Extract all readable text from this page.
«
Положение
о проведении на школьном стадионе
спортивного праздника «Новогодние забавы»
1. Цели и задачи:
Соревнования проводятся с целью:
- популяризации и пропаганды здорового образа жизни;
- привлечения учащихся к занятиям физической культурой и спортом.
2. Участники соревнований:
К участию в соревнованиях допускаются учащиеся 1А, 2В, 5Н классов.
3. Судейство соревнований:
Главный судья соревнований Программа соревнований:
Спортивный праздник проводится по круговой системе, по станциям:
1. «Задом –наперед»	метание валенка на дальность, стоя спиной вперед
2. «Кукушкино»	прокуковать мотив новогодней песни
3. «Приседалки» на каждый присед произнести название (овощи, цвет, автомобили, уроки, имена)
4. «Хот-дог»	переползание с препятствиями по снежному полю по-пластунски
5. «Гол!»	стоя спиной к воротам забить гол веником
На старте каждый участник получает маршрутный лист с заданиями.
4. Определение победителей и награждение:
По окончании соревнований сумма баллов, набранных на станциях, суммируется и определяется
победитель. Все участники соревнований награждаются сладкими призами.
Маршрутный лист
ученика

**The request**
All of the entries above must be quoted exactly.

**Response to this exercise**
Extract all readable text from this page.
«
Положение
о проведении на школьном стадионе
спортивного праздника «Новогодние забавы»
1. Цели и задачи:
Соревнования проводятся с целью:
- популяризации и пропаганды здорового образа жизни;
- привлечения учащихся к занятиям физической культурой и спортом.
2. Участники соревнований:
К участию в соревнованиях допускаются учащиеся 1А, 2В, 5Н классов.
3. Судейство соревнований:
Главный судья соревнований Программа соревнований:
Спортивный праздник проводится по круговой системе, по станциям:
1. «Задом –наперед»	метание валенка на дальность, стоя спиной вперед
2. «Кукушкино»	прокуковать мотив новогодней песни
3. «Приседалки» на каждый присед произнести название (овощи, цвет, автомобили, уроки, имена)
4. «Хот-дог»	переползание с препятствиями по снежному полю по-пластунски
5. «Гол!»	стоя спиной к воротам забить гол веником
На старте каждый участник получает маршрутный лист с заданиями.
4. Определение победителей и награждение:
По окончании соревнований сумма баллов, набранных на станциях, суммируется и определяется
победитель. Все участники соревнований награждаются сладкими призами.
Маршрутный лист
ученика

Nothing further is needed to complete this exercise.